Stored data:
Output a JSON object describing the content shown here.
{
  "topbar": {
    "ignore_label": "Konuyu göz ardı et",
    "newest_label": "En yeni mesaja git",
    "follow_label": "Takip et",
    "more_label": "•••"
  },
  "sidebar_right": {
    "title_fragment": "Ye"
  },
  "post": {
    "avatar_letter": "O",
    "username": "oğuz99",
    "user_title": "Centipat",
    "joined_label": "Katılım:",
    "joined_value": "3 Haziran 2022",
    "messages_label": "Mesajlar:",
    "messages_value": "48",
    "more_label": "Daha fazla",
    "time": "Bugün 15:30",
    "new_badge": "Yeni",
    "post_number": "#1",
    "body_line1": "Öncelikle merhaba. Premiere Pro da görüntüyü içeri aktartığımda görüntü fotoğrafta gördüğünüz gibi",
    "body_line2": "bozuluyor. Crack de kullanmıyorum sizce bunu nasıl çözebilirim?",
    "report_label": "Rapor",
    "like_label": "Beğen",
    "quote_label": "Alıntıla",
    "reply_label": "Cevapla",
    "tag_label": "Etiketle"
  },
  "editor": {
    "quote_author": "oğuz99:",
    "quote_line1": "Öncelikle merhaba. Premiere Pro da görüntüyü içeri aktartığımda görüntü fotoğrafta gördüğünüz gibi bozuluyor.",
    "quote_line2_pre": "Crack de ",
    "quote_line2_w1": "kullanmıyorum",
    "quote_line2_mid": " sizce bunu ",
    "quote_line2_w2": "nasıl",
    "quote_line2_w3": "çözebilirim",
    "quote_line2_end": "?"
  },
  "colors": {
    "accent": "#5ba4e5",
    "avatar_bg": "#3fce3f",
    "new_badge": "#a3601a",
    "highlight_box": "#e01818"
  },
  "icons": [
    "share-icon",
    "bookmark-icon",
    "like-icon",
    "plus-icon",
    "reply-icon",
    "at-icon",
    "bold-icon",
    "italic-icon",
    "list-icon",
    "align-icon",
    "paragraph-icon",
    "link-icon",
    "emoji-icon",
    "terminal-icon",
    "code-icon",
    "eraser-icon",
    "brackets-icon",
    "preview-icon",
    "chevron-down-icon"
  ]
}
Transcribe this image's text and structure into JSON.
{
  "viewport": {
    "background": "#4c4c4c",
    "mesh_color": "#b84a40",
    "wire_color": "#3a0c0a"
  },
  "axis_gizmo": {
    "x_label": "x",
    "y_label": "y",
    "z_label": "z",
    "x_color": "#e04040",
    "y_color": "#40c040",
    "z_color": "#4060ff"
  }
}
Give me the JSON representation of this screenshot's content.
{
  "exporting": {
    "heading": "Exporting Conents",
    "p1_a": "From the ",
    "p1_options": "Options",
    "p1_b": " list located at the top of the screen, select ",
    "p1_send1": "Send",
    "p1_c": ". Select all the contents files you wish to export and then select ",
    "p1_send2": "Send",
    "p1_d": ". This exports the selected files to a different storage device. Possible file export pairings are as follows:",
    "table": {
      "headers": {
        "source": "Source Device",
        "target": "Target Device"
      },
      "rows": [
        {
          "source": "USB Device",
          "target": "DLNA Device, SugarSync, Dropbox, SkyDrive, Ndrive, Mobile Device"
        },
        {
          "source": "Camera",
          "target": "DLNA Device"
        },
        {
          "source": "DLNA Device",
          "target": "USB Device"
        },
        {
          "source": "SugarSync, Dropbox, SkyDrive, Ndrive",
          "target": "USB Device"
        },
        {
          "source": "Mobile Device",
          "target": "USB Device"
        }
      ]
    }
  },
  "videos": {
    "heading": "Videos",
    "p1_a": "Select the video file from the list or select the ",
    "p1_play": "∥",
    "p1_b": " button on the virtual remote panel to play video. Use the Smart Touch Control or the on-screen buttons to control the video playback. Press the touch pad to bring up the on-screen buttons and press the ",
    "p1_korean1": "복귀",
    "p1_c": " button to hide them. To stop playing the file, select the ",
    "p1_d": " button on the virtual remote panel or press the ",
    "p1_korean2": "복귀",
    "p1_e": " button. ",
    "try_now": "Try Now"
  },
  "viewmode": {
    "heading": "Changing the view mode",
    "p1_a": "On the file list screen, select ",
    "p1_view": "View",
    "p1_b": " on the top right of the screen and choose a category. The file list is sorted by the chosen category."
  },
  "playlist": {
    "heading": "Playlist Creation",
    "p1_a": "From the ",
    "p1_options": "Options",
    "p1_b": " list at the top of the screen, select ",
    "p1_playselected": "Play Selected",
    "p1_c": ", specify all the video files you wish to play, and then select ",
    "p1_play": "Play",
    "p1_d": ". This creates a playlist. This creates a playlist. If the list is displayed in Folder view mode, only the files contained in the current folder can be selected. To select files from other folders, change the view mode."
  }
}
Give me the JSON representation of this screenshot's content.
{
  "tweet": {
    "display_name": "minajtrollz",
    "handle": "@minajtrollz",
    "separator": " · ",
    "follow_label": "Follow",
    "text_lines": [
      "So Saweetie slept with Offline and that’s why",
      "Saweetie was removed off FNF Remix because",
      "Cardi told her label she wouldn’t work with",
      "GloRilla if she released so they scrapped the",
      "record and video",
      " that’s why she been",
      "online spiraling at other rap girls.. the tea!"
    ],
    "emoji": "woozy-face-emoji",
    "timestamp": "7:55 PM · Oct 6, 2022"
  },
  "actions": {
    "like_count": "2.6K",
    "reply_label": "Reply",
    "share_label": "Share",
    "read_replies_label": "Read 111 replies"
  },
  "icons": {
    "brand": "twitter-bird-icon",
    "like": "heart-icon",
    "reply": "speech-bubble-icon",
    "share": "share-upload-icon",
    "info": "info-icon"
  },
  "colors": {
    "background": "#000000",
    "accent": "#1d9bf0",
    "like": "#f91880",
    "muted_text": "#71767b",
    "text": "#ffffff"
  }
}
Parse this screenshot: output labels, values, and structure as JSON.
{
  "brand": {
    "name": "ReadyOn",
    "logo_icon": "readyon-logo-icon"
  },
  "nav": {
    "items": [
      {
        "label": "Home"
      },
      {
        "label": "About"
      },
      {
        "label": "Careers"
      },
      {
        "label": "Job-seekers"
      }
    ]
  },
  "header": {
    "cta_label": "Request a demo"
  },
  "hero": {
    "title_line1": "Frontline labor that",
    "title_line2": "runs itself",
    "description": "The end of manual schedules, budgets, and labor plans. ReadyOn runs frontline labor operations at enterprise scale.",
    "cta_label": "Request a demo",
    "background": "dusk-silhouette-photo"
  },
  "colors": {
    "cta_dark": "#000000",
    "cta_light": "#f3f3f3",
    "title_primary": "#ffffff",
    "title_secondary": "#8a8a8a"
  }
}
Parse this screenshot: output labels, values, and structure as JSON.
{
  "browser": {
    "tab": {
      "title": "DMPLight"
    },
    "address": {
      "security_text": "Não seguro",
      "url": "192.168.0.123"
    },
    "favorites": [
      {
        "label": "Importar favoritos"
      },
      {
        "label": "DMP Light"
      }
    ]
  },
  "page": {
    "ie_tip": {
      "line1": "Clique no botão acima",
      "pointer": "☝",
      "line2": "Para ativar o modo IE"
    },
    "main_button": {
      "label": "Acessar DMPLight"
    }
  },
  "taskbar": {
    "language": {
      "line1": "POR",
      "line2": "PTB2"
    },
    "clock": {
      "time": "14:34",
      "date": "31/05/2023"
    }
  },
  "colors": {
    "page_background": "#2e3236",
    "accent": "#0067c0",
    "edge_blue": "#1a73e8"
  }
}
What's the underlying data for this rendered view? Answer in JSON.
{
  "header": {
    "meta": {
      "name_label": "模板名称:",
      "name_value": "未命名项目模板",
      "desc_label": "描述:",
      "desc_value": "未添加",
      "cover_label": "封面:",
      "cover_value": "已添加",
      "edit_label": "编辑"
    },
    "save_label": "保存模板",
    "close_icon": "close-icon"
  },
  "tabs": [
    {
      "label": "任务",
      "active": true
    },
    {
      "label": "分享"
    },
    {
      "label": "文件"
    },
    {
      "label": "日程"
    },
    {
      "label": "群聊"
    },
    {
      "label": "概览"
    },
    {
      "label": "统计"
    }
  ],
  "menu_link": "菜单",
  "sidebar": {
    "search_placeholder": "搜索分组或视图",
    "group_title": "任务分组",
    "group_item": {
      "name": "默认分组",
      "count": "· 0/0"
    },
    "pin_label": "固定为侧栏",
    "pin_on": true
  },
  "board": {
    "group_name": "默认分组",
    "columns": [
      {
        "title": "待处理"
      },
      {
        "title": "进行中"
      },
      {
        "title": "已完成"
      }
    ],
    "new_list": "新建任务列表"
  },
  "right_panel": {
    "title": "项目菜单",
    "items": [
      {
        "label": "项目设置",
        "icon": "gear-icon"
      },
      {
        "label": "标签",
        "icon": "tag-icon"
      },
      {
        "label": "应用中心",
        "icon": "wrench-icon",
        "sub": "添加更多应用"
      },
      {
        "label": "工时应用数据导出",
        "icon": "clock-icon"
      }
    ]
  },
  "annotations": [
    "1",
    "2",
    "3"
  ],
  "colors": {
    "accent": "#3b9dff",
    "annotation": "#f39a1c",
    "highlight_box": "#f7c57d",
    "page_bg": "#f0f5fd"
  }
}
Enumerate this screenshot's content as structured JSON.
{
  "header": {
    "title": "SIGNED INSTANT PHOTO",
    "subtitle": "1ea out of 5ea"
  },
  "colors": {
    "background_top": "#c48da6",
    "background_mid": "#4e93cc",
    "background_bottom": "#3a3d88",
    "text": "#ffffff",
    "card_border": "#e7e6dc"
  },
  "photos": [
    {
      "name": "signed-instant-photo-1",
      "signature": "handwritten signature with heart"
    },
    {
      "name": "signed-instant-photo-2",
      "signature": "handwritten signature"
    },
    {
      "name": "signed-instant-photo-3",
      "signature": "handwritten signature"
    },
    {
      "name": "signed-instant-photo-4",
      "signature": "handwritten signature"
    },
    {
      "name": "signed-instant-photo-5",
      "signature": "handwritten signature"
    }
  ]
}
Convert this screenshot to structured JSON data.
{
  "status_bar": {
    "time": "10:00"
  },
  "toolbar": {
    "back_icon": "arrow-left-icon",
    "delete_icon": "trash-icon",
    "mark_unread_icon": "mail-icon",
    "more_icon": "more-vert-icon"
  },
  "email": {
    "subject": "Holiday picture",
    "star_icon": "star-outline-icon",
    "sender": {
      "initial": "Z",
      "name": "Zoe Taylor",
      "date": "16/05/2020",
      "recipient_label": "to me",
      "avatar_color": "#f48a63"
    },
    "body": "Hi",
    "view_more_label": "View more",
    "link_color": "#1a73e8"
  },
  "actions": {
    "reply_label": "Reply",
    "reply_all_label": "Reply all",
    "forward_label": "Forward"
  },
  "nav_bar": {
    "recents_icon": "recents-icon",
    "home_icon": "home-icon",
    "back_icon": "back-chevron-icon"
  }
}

■ REQUIREMENT
Where a line of the entries contains the word "demo", copy that line.

■ OUTPUT FOR THIS EXERCISE
    "cta_label": "Request a demo"
    "cta_label": "Request a demo",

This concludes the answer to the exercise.